#### What you should do:
Where a line holds "СТАМБОЛИЙСКИ", copy it.

#### Given records:
■ ■ ■ ■ ■

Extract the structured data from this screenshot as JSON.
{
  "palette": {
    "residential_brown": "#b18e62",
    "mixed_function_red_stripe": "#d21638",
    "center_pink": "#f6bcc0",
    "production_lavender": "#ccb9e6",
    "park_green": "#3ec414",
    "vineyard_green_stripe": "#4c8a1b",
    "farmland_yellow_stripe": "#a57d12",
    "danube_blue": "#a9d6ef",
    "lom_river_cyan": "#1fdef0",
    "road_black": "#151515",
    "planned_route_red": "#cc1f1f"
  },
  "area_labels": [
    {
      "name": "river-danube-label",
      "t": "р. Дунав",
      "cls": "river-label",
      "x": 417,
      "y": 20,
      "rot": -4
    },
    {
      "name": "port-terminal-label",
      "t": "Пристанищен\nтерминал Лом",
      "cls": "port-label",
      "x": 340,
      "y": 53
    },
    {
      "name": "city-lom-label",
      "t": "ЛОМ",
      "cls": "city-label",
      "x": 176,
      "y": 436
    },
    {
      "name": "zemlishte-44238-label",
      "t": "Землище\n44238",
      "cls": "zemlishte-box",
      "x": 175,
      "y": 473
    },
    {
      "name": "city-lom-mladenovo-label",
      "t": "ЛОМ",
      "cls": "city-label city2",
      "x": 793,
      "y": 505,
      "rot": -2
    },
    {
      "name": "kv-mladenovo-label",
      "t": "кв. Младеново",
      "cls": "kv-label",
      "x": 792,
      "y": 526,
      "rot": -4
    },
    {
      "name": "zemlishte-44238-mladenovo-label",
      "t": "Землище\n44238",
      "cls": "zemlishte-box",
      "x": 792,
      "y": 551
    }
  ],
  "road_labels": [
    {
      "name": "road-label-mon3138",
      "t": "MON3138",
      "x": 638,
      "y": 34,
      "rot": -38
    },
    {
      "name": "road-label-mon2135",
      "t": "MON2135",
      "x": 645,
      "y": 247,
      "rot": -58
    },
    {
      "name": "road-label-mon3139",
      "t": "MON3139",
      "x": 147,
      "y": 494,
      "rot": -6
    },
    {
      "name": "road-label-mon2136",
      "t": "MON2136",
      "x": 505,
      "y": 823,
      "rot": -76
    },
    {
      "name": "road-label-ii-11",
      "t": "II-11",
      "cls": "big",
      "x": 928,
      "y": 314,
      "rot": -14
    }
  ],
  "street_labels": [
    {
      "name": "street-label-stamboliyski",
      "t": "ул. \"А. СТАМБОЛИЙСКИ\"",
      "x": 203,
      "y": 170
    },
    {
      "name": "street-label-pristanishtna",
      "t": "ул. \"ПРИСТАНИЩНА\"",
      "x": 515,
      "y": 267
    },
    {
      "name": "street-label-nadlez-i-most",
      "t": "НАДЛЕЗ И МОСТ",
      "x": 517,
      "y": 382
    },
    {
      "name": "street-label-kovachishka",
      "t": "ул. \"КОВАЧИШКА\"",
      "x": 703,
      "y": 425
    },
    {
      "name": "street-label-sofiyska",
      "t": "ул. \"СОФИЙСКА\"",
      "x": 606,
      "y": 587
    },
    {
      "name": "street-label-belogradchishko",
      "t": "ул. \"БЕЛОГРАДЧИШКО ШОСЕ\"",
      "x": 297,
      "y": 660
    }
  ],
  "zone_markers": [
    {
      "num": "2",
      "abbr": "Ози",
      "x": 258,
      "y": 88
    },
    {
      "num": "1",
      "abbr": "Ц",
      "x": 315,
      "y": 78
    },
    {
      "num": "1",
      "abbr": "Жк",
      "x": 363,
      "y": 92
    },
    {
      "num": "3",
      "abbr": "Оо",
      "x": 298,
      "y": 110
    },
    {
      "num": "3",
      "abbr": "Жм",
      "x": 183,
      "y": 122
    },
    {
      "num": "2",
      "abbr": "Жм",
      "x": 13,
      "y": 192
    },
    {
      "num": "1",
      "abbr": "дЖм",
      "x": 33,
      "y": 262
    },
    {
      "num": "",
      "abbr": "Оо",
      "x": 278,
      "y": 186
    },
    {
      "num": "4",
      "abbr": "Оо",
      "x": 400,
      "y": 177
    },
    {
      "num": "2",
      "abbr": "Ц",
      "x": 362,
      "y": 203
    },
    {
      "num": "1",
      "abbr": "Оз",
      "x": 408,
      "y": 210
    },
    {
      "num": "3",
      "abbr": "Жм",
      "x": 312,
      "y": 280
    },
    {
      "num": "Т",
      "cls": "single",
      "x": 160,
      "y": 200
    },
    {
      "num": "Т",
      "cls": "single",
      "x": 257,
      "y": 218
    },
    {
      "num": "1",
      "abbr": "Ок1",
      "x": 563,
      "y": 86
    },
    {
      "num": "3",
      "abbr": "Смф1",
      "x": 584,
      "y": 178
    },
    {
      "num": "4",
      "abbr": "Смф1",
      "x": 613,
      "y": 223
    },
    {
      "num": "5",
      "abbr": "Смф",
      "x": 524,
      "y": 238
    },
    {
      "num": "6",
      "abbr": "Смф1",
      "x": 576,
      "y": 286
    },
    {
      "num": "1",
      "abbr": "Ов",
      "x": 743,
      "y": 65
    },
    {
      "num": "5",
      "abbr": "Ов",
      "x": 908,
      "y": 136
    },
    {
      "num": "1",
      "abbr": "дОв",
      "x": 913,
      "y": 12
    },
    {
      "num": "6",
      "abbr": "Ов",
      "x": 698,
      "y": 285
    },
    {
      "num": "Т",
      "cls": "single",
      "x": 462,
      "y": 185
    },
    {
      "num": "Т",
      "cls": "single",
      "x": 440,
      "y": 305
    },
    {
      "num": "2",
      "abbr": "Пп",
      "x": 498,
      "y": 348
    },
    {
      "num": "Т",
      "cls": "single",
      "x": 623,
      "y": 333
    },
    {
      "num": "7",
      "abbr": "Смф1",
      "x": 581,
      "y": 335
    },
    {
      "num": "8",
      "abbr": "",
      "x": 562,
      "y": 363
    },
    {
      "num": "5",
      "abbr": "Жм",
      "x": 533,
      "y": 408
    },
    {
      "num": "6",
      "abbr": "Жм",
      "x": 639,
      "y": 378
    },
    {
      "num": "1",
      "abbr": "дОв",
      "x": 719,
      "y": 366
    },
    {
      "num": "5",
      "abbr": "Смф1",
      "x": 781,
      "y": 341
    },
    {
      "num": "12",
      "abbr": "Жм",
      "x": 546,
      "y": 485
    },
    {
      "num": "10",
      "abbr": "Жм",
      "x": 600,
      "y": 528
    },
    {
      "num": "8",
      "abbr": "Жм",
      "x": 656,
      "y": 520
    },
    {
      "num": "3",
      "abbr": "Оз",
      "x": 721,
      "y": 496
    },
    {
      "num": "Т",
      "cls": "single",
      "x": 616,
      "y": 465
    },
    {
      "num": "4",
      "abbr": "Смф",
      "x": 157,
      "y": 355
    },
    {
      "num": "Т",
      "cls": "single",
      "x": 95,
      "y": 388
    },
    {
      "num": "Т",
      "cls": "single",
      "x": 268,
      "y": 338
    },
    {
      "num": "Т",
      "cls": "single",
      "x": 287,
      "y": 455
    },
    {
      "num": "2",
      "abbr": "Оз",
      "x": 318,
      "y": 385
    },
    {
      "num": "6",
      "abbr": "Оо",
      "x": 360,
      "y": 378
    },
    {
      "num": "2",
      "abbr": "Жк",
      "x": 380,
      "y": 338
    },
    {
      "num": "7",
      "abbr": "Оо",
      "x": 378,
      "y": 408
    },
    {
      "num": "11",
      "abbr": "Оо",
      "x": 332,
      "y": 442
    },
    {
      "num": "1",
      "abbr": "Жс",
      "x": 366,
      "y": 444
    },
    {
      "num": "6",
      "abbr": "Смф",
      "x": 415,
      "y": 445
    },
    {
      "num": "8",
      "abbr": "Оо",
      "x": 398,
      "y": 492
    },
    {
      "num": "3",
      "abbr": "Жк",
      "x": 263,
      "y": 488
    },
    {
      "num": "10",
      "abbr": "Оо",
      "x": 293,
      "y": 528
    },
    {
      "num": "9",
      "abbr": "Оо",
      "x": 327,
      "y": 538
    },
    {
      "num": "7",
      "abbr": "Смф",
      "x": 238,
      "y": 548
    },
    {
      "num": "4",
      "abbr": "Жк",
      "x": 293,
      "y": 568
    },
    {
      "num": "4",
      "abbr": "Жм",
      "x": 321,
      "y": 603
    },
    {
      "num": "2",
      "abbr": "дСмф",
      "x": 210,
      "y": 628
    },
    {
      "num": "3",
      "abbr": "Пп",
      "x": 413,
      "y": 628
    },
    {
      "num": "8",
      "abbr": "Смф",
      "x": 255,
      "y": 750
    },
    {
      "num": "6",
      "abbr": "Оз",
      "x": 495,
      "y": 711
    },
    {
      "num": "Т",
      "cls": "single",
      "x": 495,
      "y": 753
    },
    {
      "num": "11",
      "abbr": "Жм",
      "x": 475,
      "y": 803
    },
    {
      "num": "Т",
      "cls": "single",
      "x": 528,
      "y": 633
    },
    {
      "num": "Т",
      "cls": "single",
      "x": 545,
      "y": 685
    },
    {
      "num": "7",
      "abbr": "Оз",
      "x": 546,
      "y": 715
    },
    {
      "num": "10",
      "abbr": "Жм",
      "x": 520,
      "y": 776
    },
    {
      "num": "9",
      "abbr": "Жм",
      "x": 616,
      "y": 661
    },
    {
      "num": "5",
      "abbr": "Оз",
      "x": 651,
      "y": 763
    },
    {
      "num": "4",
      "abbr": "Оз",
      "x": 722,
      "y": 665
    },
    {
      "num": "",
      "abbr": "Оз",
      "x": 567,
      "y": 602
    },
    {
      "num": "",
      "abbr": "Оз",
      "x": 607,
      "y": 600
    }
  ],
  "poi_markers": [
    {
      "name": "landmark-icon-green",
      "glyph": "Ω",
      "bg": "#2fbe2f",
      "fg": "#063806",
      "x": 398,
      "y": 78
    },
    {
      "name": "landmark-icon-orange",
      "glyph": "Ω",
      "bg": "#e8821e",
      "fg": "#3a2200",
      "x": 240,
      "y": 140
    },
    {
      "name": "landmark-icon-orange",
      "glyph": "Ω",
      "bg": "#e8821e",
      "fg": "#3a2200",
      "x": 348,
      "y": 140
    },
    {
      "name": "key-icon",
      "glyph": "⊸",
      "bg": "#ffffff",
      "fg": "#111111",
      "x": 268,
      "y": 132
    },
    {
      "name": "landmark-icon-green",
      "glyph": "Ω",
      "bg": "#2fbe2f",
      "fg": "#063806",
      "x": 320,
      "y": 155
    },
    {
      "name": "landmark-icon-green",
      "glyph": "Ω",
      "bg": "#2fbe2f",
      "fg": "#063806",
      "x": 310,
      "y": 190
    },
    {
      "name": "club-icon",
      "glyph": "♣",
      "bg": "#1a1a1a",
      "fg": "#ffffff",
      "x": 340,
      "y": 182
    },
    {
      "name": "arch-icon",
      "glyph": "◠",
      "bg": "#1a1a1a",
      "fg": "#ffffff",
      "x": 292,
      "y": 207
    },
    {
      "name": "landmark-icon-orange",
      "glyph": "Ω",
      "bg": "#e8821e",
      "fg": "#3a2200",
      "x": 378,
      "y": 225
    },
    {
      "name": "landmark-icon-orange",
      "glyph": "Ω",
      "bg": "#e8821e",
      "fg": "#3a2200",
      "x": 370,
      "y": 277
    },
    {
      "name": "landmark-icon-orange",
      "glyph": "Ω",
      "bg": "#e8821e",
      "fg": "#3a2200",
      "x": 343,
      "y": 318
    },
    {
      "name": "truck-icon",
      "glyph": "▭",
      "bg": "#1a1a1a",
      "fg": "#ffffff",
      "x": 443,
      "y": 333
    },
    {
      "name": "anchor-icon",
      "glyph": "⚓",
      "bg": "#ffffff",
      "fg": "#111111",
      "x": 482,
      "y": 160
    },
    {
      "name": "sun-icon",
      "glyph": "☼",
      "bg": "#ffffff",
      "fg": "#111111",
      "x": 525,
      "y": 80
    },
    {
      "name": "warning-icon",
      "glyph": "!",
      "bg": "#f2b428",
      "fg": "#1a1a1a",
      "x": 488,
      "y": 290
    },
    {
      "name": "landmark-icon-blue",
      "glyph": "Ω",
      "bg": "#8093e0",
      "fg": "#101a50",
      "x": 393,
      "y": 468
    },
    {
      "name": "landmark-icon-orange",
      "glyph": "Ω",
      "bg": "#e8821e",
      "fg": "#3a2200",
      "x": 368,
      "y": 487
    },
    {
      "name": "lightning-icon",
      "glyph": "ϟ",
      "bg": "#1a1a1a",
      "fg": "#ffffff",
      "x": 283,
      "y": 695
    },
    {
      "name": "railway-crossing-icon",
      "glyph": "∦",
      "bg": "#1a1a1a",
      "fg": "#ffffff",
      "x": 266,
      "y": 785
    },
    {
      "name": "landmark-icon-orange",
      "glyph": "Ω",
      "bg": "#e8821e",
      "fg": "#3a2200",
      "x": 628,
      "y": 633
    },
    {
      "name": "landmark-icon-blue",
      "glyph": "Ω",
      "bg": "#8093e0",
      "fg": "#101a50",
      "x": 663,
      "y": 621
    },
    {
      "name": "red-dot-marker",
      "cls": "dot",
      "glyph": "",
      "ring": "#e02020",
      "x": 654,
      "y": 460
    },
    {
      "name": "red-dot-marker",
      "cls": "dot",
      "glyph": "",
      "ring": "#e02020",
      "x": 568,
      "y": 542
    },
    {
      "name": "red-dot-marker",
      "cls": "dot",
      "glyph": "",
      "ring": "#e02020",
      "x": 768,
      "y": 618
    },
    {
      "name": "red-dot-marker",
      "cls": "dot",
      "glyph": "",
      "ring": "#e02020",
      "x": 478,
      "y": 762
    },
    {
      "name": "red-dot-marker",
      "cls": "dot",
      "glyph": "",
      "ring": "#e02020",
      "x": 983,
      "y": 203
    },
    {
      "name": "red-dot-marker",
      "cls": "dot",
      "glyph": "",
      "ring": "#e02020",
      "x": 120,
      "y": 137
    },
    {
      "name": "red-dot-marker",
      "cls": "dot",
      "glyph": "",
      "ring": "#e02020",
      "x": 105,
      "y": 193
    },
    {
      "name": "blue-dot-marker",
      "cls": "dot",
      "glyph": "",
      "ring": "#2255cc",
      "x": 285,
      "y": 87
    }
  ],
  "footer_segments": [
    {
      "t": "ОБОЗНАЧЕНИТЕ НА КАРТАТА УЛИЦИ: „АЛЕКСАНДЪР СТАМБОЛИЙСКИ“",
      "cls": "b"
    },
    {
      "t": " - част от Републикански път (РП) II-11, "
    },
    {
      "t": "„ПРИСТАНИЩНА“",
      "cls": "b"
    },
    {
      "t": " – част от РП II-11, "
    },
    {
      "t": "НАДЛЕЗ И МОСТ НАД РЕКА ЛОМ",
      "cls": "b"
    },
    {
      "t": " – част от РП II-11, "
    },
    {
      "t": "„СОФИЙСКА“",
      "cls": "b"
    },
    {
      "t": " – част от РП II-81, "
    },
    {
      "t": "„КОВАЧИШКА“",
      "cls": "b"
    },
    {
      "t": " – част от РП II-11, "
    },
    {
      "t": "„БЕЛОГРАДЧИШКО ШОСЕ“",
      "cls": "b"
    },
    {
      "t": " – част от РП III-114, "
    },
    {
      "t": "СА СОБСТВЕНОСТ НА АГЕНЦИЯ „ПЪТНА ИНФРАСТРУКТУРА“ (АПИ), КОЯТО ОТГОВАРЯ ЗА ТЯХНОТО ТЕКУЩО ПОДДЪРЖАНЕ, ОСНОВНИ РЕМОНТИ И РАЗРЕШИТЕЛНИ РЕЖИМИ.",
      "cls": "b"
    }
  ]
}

■ ■ ■ ■ ■

#### Exercise response:
      "t": "ул. \"А. СТАМБОЛИЙСКИ\"",
      "t": "ОБОЗНАЧЕНИТЕ НА КАРТАТА УЛИЦИ: „АЛЕКСАНДЪР СТАМБОЛИЙСКИ“",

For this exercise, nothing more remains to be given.